-- Data to use start --
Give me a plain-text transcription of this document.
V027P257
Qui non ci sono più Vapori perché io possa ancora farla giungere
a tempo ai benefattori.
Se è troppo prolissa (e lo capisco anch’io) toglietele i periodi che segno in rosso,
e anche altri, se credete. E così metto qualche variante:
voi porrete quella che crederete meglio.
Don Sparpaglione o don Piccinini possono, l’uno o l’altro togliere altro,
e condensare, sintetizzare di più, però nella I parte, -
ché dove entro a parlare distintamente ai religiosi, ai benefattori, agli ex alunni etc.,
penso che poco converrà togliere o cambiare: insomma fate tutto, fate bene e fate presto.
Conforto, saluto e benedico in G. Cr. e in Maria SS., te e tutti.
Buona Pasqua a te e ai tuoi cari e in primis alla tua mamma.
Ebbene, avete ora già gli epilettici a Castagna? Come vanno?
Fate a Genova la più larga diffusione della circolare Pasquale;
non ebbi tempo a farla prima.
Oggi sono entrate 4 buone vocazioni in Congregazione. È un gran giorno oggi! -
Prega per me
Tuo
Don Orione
-- Data to use end --
● **Exercise details**: Gather every line from the listing above in which "farla" appears, and copy those lines.

● **Result**:
Qui non ci sono più Vapori perché io possa ancora farla giungere
non ebbi tempo a farla prima.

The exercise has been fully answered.